## SOURCE:
--- START ---

Blue Foot recognised as start-up of the year 2021
Blue Foot is an environmental technology company that developed a membrane that makes it possible to purify and reuse wastewater.
The election of the Limburg Startup of the Year is an initiative of the startup community of LRM: Limburg Startup and is organised in the context of the election of the Limburg Entrepreneur of the Year. Blue Foot Membranes succeeds Act&Sorb. This year too, the winner comes from the circular economy. What the jury found especially important is the fact that Blue Foot Membranes responds to a current theme, the shortage of fresh water. The jury was also charmed by the fact that the first customers, such as the Danish brewer Carlsberg, were convinced after an intensive period of research and development. “In addition, the company has international ambitions and scores high in terms of scalability and innovation,” according to the jury.
Blue Foot Membranes, named after the South American blue-footed booby, was founded five years ago as a spin-off of the Flemish Institute for Technological Research VITO. After years of research, the initiators succeeded in developing a membrane that makes it possible to purify domestic and industrial wastewater in such a way that it can be reused. Since the start, the partners have invested around 8.5 million euros in the project. In addition to VITO, it concerns the inter-university fund QBIC, the Limburg investment company LRM and the Innovation Fund. A last capital round of a total of 3 million euros earlier this year should enable Blue Foot Membranes to roll out its product internationally. Blue Foot Membranes has 19 employees.

--- END ---

## PROVIDED DATA:

--- START ---

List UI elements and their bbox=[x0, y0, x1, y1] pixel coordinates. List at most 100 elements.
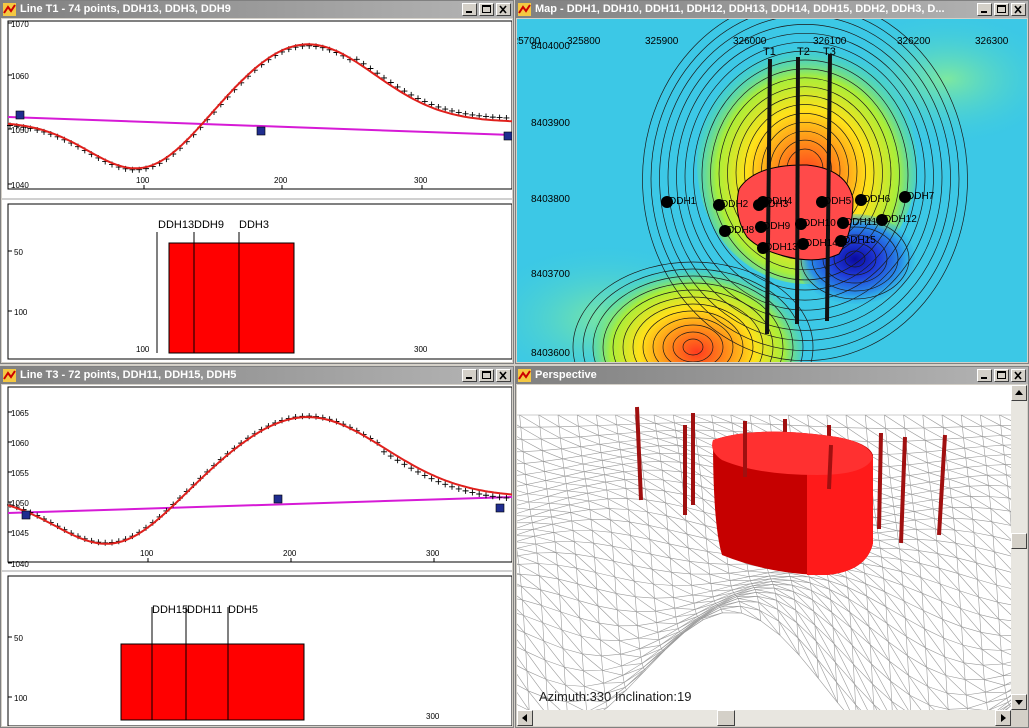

--- END ---

## TASKS:
A) Name every partner that the Blue Foot article says has invested in the project since its start.
B) According to the Blue Foot article, how much have the partners invested in the project since the start?
C) Write the next part of the Blue Foot article, picking up after its final sentence.

## RESPONSES TO THE TASKS:
A) VITO (the Flemish Institute for Technological Research), the inter-university fund QBIC, the Limburg investment company LRM, and the Innovation Fund.

B) Around 8.5 million euros.

C)
There is increasing interest in the industry for the reuse of process water. Companies want to save on costs, want to reduce their impact on the environment and have to comply with increasingly strict standards. Blue Foot Membranes does not supply its technology directly to the end customer, but to builders of water treatment plants such as Pantarein Water.
The membranes are currently used by some twenty companies in the Netherlands and abroad, such as the processor of slaughterhouse waste Rendac in Denderleeuw and De Brabandere brewery in Harelbeke. In Indonesia, the technology is used to treat wastewater from palm oil plantations. “You need four liters of water to produce one liter of beer. If you can reuse those three liters of water that are now being lost, it makes a huge difference.” The purified water does not end up in the product, by the way. It could be, but society is not ready for that yet. The Danish brewer Carlsberg has also been a customer in Lommel since this year, via Pantarein Water. The beer giant wants to halve its water consumption by 2030. “Climate change is increasingly focusing on the reuse of water,” says Stephan van Hoof. “In the coming years, we want to expand to other sectors in addition to the food and beverage industry.” van Hoof makes no secret of his international ambitions: North America, the Middle East and Southeast Asia have great potential. The first project for the purification of domestic waste water has just been won.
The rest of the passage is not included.